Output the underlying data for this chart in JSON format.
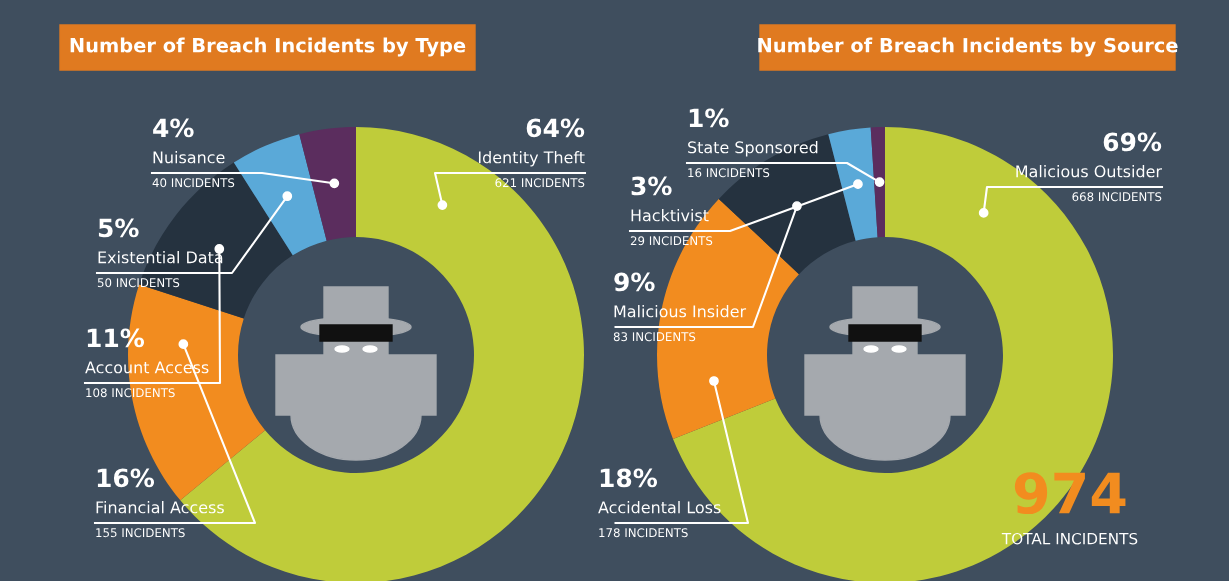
{
  "chart_data": [
    {
      "type": "donut",
      "title": "Number of Breach Incidents by Type",
      "categories": [
        "Identity Theft",
        "Financial Access",
        "Account Access",
        "Existential Data",
        "Nuisance"
      ],
      "values": [
        64,
        16,
        11,
        5,
        4
      ],
      "colors": [
        "#bfcc3a",
        "#f28c1f",
        "#25323f",
        "#5aa9d8",
        "#5b2d5e"
      ],
      "value_labels": [
        "64%",
        "16%",
        "11%",
        "5%",
        "4%"
      ],
      "annotations": [
        "621 INCIDENTS",
        "155 INCIDENTS",
        "108 INCIDENTS",
        "50 INCIDENTS",
        "40 INCIDENTS"
      ]
    },
    {
      "type": "donut",
      "title": "Number of Breach Incidents by Source",
      "categories": [
        "Malicious Outsider",
        "Accidental Loss",
        "Malicious Insider",
        "Hacktivist",
        "State Sponsored"
      ],
      "values": [
        69,
        18,
        9,
        3,
        1
      ],
      "colors": [
        "#bfcc3a",
        "#f28c1f",
        "#25323f",
        "#5aa9d8",
        "#5b2d5e"
      ],
      "value_labels": [
        "69%",
        "18%",
        "9%",
        "3%",
        "1%"
      ],
      "annotations": [
        "668 INCIDENTS",
        "178 INCIDENTS",
        "83 INCIDENTS",
        "29 INCIDENTS",
        "16 INCIDENTS",
        "974",
        "TOTAL INCIDENTS"
      ]
    }
  ]
}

The request:
Collect, from the material above, every line containing the word "title".

Exercise response:
      "title": "Number of Breach Incidents by Type",
      "title": "Number of Breach Incidents by Source",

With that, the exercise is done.